Search the material below for the word "title". Copy every line that has it.

Start

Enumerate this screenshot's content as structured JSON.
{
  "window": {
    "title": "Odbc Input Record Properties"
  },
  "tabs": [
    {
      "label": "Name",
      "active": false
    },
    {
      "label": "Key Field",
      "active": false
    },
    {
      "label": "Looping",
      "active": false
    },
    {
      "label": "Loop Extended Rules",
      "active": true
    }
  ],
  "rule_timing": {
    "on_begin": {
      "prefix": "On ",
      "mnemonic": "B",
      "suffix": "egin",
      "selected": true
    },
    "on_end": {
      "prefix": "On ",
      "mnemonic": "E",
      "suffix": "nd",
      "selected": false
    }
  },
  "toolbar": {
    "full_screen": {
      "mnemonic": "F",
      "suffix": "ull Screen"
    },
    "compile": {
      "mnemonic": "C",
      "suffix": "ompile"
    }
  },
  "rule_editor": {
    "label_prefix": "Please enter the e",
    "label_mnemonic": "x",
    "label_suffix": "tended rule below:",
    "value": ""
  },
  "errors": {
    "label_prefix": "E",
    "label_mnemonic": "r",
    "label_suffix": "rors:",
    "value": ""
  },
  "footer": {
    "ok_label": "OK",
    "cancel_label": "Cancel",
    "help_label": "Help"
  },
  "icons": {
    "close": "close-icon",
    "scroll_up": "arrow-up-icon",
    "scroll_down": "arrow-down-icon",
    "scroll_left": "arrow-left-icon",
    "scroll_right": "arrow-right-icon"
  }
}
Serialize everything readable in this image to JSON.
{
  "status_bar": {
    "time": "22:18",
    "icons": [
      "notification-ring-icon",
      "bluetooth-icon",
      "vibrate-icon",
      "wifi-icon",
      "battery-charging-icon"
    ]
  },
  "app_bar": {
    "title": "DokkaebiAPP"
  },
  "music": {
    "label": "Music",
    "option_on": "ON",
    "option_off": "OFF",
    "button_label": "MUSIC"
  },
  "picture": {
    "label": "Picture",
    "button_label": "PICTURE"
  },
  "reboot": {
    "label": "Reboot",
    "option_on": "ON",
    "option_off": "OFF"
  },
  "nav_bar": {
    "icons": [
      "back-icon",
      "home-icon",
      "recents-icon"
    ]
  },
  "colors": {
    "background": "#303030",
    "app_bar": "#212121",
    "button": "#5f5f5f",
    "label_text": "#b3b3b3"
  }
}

End

__Answer to this problem__
    "title": "Odbc Input Record Properties"
    "title": "DokkaebiAPP"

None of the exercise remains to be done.